Written problem: Below is some material; transcribe all of it exactly.

[Start of Entries supplied]

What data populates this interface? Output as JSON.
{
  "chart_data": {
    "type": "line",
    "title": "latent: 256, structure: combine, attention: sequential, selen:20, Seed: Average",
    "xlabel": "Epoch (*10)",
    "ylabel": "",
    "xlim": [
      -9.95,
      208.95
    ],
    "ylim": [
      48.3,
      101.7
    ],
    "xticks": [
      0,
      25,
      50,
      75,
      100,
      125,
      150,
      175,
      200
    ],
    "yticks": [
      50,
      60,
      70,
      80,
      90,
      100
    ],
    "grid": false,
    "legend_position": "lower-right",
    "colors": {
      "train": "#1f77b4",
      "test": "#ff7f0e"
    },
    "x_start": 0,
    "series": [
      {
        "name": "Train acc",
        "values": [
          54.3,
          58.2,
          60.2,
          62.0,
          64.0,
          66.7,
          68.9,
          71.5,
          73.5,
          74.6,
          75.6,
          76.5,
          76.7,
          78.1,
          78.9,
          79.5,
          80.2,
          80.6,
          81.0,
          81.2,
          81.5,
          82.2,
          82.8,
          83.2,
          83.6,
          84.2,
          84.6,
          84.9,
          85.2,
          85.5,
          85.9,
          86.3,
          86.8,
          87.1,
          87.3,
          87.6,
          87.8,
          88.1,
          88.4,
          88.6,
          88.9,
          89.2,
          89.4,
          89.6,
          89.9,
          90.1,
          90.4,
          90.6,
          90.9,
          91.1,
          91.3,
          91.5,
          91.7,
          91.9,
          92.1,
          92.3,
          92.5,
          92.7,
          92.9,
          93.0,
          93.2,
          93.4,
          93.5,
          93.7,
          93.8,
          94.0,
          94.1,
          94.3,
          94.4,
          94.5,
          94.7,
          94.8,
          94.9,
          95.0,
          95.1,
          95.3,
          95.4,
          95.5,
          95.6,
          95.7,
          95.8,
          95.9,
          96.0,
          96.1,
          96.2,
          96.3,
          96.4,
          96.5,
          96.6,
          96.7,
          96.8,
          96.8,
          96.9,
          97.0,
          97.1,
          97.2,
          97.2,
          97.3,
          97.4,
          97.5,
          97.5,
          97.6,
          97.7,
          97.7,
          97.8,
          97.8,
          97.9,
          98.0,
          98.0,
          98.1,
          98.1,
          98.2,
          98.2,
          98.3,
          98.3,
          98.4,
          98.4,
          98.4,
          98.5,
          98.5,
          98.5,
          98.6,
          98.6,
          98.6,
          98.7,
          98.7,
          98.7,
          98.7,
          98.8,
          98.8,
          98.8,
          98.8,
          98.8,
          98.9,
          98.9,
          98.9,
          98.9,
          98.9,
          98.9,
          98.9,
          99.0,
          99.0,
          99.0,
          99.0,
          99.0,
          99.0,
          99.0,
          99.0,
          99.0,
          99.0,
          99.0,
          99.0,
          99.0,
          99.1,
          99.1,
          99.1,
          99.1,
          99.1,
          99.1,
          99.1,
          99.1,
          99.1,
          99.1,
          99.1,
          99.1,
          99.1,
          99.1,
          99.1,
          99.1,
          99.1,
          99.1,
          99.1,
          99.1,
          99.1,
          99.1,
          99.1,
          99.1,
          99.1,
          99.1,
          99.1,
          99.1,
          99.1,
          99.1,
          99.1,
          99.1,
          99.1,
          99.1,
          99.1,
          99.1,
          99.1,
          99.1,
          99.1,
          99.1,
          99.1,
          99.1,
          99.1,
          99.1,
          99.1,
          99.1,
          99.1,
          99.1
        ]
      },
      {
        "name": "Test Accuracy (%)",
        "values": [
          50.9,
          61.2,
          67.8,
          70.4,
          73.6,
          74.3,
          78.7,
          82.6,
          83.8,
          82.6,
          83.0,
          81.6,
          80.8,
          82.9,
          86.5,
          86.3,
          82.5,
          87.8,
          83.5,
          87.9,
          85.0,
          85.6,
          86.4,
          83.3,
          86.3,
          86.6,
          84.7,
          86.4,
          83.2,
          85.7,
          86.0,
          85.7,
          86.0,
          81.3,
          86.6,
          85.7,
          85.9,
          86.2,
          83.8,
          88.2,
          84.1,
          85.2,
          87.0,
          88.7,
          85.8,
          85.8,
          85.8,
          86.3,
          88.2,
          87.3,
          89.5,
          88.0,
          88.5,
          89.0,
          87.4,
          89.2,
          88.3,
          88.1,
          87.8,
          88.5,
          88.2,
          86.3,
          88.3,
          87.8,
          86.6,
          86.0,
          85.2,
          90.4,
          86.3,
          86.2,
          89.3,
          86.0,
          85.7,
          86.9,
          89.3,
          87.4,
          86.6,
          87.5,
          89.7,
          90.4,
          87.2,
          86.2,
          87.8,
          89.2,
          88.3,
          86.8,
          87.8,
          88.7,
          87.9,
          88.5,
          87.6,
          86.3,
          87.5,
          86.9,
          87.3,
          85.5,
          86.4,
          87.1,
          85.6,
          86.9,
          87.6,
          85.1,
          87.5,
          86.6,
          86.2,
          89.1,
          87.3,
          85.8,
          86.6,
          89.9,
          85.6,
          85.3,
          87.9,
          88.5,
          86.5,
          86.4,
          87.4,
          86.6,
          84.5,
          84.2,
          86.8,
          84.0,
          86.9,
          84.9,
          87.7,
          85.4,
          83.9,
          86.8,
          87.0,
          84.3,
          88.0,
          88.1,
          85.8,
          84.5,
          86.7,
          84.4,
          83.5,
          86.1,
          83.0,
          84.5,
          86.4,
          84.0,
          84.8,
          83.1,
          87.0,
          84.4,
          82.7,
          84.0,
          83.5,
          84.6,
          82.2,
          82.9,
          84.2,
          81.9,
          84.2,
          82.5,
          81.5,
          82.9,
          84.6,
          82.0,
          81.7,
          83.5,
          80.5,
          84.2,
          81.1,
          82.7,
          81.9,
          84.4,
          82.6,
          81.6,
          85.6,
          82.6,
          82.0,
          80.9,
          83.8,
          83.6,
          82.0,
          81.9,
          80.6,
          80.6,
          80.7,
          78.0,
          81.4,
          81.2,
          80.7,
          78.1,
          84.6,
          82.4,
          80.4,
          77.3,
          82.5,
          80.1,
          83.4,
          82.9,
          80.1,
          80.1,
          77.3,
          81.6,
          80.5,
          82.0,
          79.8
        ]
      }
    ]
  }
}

[End of Entries supplied]

Result of this exercise:
What data populates this interface? Output as JSON.
{
  "chart_data": {
    "type": "line",
    "title": "latent: 256, structure: combine, attention: sequential, selen:20, Seed: Average",
    "xlabel": "Epoch (*10)",
    "ylabel": "",
    "xlim": [
      -9.95,
      208.95
    ],
    "ylim": [
      48.3,
      101.7
    ],
    "xticks": [
      0,
      25,
      50,
      75,
      100,
      125,
      150,
      175,
      200
    ],
    "yticks": [
      50,
      60,
      70,
      80,
      90,
      100
    ],
    "grid": false,
    "legend_position": "lower-right",
    "colors": {
      "train": "#1f77b4",
      "test": "#ff7f0e"
    },
    "x_start": 0,
    "series": [
      {
        "name": "Train acc",
        "values": [
          54.3,
          58.2,
          60.2,
          62.0,
          64.0,
          66.7,
          68.9,
          71.5,
          73.5,
          74.6,
          75.6,
          76.5,
          76.7,
          78.1,
          78.9,
          79.5,
          80.2,
          80.6,
          81.0,
          81.2,
          81.5,
          82.2,
          82.8,
          83.2,
          83.6,
          84.2,
          84.6,
          84.9,
          85.2,
          85.5,
          85.9,
          86.3,
          86.8,
          87.1,
          87.3,
          87.6,
          87.8,
          88.1,
          88.4,
          88.6,
          88.9,
          89.2,
          89.4,
          89.6,
          89.9,
          90.1,
          90.4,
          90.6,
          90.9,
          91.1,
          91.3,
          91.5,
          91.7,
          91.9,
          92.1,
          92.3,
          92.5,
          92.7,
          92.9,
          93.0,
          93.2,
          93.4,
          93.5,
          93.7,
          93.8,
          94.0,
          94.1,
          94.3,
          94.4,
          94.5,
          94.7,
          94.8,
          94.9,
          95.0,
          95.1,
          95.3,
          95.4,
          95.5,
          95.6,
          95.7,
          95.8,
          95.9,
          96.0,
          96.1,
          96.2,
          96.3,
          96.4,
          96.5,
          96.6,
          96.7,
          96.8,
          96.8,
          96.9,
          97.0,
          97.1,
          97.2,
          97.2,
          97.3,
          97.4,
          97.5,
          97.5,
          97.6,
          97.7,
          97.7,
          97.8,
          97.8,
          97.9,
          98.0,
          98.0,
          98.1,
          98.1,
          98.2,
          98.2,
          98.3,
          98.3,
          98.4,
          98.4,
          98.4,
          98.5,
          98.5,
          98.5,
          98.6,
          98.6,
          98.6,
          98.7,
          98.7,
          98.7,
          98.7,
          98.8,
          98.8,
          98.8,
          98.8,
          98.8,
          98.9,
          98.9,
          98.9,
          98.9,
          98.9,
          98.9,
          98.9,
          99.0,
          99.0,
          99.0,
          99.0,
          99.0,
          99.0,
          99.0,
          99.0,
          99.0,
          99.0,
          99.0,
          99.0,
          99.0,
          99.1,
          99.1,
          99.1,
          99.1,
          99.1,
          99.1,
          99.1,
          99.1,
          99.1,
          99.1,
          99.1,
          99.1,
          99.1,
          99.1,
          99.1,
          99.1,
          99.1,
          99.1,
          99.1,
          99.1,
          99.1,
          99.1,
          99.1,
          99.1,
          99.1,
          99.1,
          99.1,
          99.1,
          99.1,
          99.1,
          99.1,
          99.1,
          99.1,
          99.1,
          99.1,
          99.1,
          99.1,
          99.1,
          99.1,
          99.1,
          99.1,
          99.1,
          99.1,
          99.1,
          99.1,
          99.1,
          99.1,
          99.1
        ]
      },
      {
        "name": "Test Accuracy (%)",
        "values": [
          50.9,
          61.2,
          67.8,
          70.4,
          73.6,
          74.3,
          78.7,
          82.6,
          83.8,
          82.6,
          83.0,
          81.6,
          80.8,
          82.9,
          86.5,
          86.3,
          82.5,
          87.8,
          83.5,
          87.9,
          85.0,
          85.6,
          86.4,
          83.3,
          86.3,
          86.6,
          84.7,
          86.4,
          83.2,
          85.7,
          86.0,
          85.7,
          86.0,
          81.3,
          86.6,
          85.7,
          85.9,
          86.2,
          83.8,
          88.2,
          84.1,
          85.2,
          87.0,
          88.7,
          85.8,
          85.8,
          85.8,
          86.3,
          88.2,
          87.3,
          89.5,
          88.0,
          88.5,
          89.0,
          87.4,
          89.2,
          88.3,
          88.1,
          87.8,
          88.5,
          88.2,
          86.3,
          88.3,
          87.8,
          86.6,
          86.0,
          85.2,
          90.4,
          86.3,
          86.2,
          89.3,
          86.0,
          85.7,
          86.9,
          89.3,
          87.4,
          86.6,
          87.5,
          89.7,
          90.4,
          87.2,
          86.2,
          87.8,
          89.2,
          88.3,
          86.8,
          87.8,
          88.7,
          87.9,
          88.5,
          87.6,
          86.3,
          87.5,
          86.9,
          87.3,
          85.5,
          86.4,
          87.1,
          85.6,
          86.9,
          87.6,
          85.1,
          87.5,
          86.6,
          86.2,
          89.1,
          87.3,
          85.8,
          86.6,
          89.9,
          85.6,
          85.3,
          87.9,
          88.5,
          86.5,
          86.4,
          87.4,
          86.6,
          84.5,
          84.2,
          86.8,
          84.0,
          86.9,
          84.9,
          87.7,
          85.4,
          83.9,
          86.8,
          87.0,
          84.3,
          88.0,
          88.1,
          85.8,
          84.5,
          86.7,
          84.4,
          83.5,
          86.1,
          83.0,
          84.5,
          86.4,
          84.0,
          84.8,
          83.1,
          87.0,
          84.4,
          82.7,
          84.0,
          83.5,
          84.6,
          82.2,
          82.9,
          84.2,
          81.9,
          84.2,
          82.5,
          81.5,
          82.9,
          84.6,
          82.0,
          81.7,
          83.5,
          80.5,
          84.2,
          81.1,
          82.7,
          81.9,
          84.4,
          82.6,
          81.6,
          85.6,
          82.6,
          82.0,
          80.9,
          83.8,
          83.6,
          82.0,
          81.9,
          80.6,
          80.6,
          80.7,
          78.0,
          81.4,
          81.2,
          80.7,
          78.1,
          84.6,
          82.4,
          80.4,
          77.3,
          82.5,
          80.1,
          83.4,
          82.9,
          80.1,
          80.1,
          77.3,
          81.6,
          80.5,
          82.0,
          79.8
        ]
      }
    ]
  }
}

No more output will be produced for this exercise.